▸ **Problem to solve**
Write out the entries below once more, exactly, with the pictures left out.

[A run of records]

• • • •

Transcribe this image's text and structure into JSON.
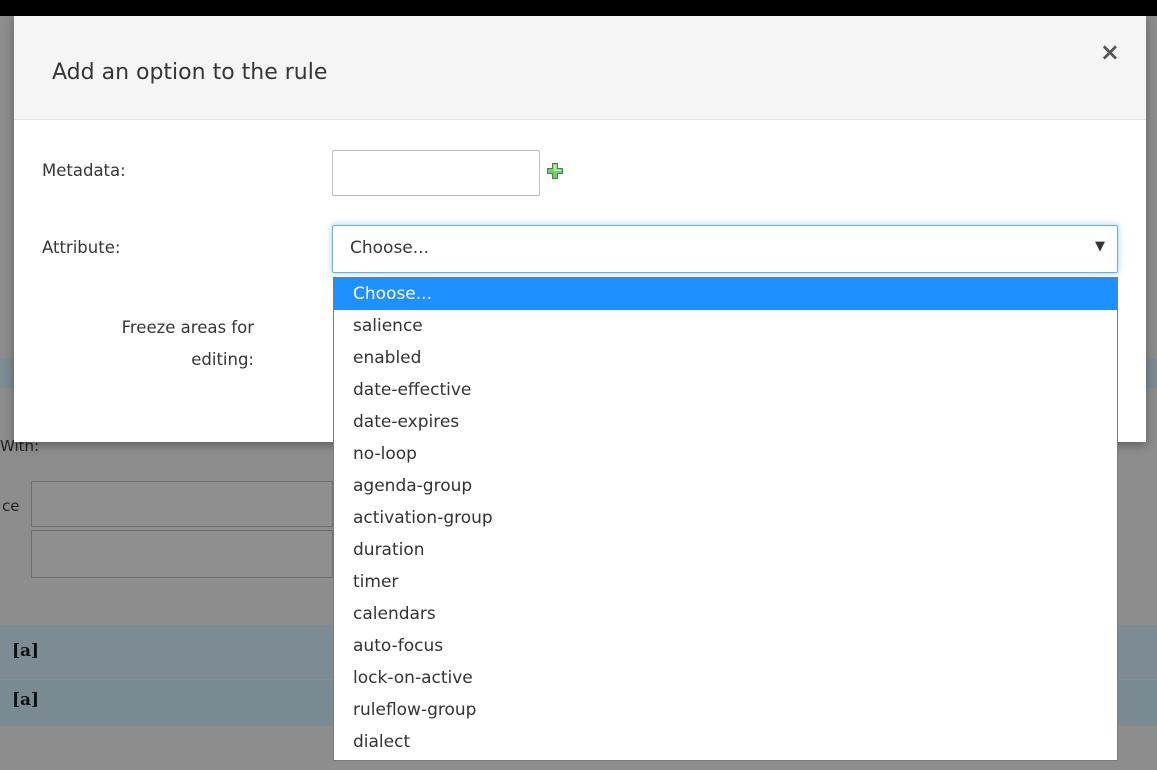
{
  "background": {
    "with_label": "With:",
    "row_prefix": "ce",
    "bracket_labels": [
      "[a]",
      "[a]"
    ]
  },
  "modal": {
    "title": "Add an option to the rule",
    "close_glyph": "×",
    "metadata_label": "Metadata:",
    "metadata_value": "",
    "attribute_label": "Attribute:",
    "freeze_label_line1": "Freeze areas for",
    "freeze_label_line2": "editing:",
    "attribute_selected": "Choose...",
    "attribute_caret": "▼"
  },
  "dropdown": {
    "options": [
      "Choose...",
      "salience",
      "enabled",
      "date-effective",
      "date-expires",
      "no-loop",
      "agenda-group",
      "activation-group",
      "duration",
      "timer",
      "calendars",
      "auto-focus",
      "lock-on-active",
      "ruleflow-group",
      "dialect"
    ],
    "highlighted_index": 0
  },
  "colors": {
    "highlight": "#1e90ff",
    "add_icon": "#5cb85c",
    "focus_ring": "#66afe9"
  }
}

• • • •

▸ **Written answer**
Transcribe this image's text and structure into JSON.
{
  "background": {
    "with_label": "With:",
    "row_prefix": "ce",
    "bracket_labels": [
      "[a]",
      "[a]"
    ]
  },
  "modal": {
    "title": "Add an option to the rule",
    "close_glyph": "×",
    "metadata_label": "Metadata:",
    "metadata_value": "",
    "attribute_label": "Attribute:",
    "freeze_label_line1": "Freeze areas for",
    "freeze_label_line2": "editing:",
    "attribute_selected": "Choose...",
    "attribute_caret": "▼"
  },
  "dropdown": {
    "options": [
      "Choose...",
      "salience",
      "enabled",
      "date-effective",
      "date-expires",
      "no-loop",
      "agenda-group",
      "activation-group",
      "duration",
      "timer",
      "calendars",
      "auto-focus",
      "lock-on-active",
      "ruleflow-group",
      "dialect"
    ],
    "highlighted_index": 0
  },
  "colors": {
    "highlight": "#1e90ff",
    "add_icon": "#5cb85c",
    "focus_ring": "#66afe9"
  }
}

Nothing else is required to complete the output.